Goal of the exercise – Restate the data exactly as given and keep the pictures out.

Extracted information –
********

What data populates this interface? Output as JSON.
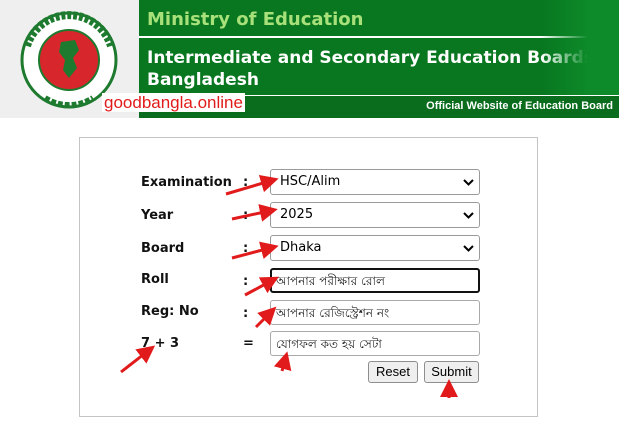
{
  "header": {
    "ministry": "Ministry of Education",
    "boards_title": "Intermediate and Secondary Education Boards Bangladesh",
    "watermark": "goodbangla.online",
    "official": "Official Website of Education Board",
    "seal_text_top": "গণপ্রজাতন্ত্রী বাংলাদেশ",
    "seal_text_bottom": "সরকার"
  },
  "form": {
    "fields": [
      {
        "label": "Examination",
        "sep": ":",
        "value": "HSC/Alim"
      },
      {
        "label": "Year",
        "sep": ":",
        "value": "2025"
      },
      {
        "label": "Board",
        "sep": ":",
        "value": "Dhaka"
      },
      {
        "label": "Roll",
        "sep": ":",
        "placeholder": "আপনার পরীক্ষার রোল"
      },
      {
        "label": "Reg: No",
        "sep": ":",
        "placeholder": "আপনার রেজিস্ট্রেশন নং"
      },
      {
        "label": "7 + 3",
        "sep": "=",
        "placeholder": "যোগফল কত হয় সেটা"
      }
    ],
    "reset_label": "Reset",
    "submit_label": "Submit"
  },
  "colors": {
    "header_green": "#08771f",
    "ministry_text": "#a8e07a",
    "arrow_red": "#e11b1b"
  },
  "icons": [
    "chevron-down-icon",
    "red-arrow-icon",
    "govt-seal-icon"
  ]
}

********

Response to the exercise –
What data populates this interface? Output as JSON.
{
  "header": {
    "ministry": "Ministry of Education",
    "boards_title": "Intermediate and Secondary Education Boards Bangladesh",
    "watermark": "goodbangla.online",
    "official": "Official Website of Education Board",
    "seal_text_top": "গণপ্রজাতন্ত্রী বাংলাদেশ",
    "seal_text_bottom": "সরকার"
  },
  "form": {
    "fields": [
      {
        "label": "Examination",
        "sep": ":",
        "value": "HSC/Alim"
      },
      {
        "label": "Year",
        "sep": ":",
        "value": "2025"
      },
      {
        "label": "Board",
        "sep": ":",
        "value": "Dhaka"
      },
      {
        "label": "Roll",
        "sep": ":",
        "placeholder": "আপনার পরীক্ষার রোল"
      },
      {
        "label": "Reg: No",
        "sep": ":",
        "placeholder": "আপনার রেজিস্ট্রেশন নং"
      },
      {
        "label": "7 + 3",
        "sep": "=",
        "placeholder": "যোগফল কত হয় সেটা"
      }
    ],
    "reset_label": "Reset",
    "submit_label": "Submit"
  },
  "colors": {
    "header_green": "#08771f",
    "ministry_text": "#a8e07a",
    "arrow_red": "#e11b1b"
  },
  "icons": [
    "chevron-down-icon",
    "red-arrow-icon",
    "govt-seal-icon"
  ]
}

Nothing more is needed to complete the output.